Extracted records
• • • •

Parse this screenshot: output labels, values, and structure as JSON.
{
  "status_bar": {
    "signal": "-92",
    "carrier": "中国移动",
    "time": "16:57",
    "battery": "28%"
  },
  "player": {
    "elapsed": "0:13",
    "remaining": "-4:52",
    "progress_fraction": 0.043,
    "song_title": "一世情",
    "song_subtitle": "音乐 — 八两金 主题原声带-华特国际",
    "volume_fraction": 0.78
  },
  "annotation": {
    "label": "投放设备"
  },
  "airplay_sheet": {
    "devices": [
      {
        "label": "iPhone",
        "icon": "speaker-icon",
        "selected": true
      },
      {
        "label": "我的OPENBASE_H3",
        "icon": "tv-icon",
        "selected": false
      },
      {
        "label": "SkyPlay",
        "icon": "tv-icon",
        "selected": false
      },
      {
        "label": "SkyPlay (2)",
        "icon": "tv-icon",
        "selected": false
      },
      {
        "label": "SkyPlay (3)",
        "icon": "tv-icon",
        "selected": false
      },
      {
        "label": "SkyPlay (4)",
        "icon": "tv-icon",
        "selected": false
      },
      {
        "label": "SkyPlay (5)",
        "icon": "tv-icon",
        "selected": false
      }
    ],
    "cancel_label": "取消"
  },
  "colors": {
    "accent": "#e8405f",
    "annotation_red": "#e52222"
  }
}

• • • •

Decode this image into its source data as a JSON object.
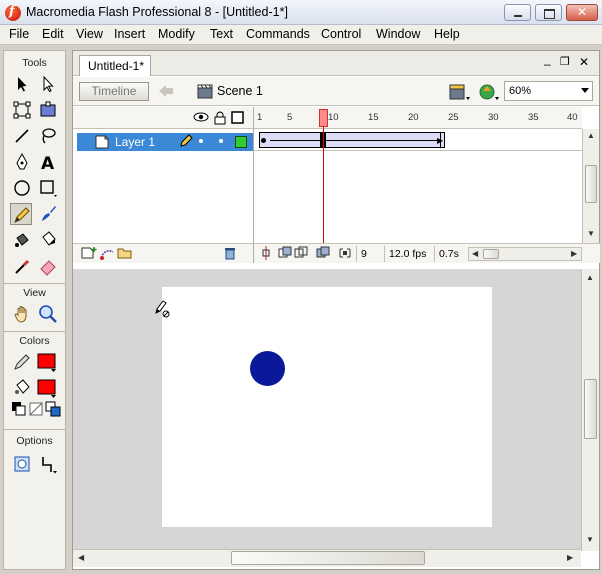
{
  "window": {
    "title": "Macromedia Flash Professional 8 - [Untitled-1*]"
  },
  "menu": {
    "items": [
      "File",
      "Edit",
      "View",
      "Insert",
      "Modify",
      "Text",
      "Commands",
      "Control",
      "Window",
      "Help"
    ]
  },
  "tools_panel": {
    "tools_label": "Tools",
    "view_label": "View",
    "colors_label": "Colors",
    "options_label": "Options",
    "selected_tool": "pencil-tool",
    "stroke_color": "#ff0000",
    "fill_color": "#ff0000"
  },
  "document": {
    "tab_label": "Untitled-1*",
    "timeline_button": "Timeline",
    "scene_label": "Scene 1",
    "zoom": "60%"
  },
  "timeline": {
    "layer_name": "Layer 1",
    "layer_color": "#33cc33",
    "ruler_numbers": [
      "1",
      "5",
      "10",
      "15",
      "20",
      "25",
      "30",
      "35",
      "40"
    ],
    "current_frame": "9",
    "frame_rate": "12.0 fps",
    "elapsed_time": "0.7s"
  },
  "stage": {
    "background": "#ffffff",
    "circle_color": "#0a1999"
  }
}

• • • •

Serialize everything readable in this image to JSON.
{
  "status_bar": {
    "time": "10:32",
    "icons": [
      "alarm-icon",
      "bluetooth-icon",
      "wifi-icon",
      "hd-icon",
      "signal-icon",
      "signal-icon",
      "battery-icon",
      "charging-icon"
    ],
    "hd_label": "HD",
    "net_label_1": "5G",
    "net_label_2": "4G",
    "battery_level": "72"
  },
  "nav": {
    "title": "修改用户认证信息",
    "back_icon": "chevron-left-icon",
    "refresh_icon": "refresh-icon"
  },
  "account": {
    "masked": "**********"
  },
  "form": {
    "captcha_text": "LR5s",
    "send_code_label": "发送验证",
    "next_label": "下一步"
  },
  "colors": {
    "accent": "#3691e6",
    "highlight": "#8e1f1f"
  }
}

• • • •

Task goal
Show the lines of the material that contain the word "this".

Worked answer
Parse this screenshot: output labels, values, and structure as JSON.
Decode this image into its source data as a JSON object.
Serialize everything readable in this image to JSON.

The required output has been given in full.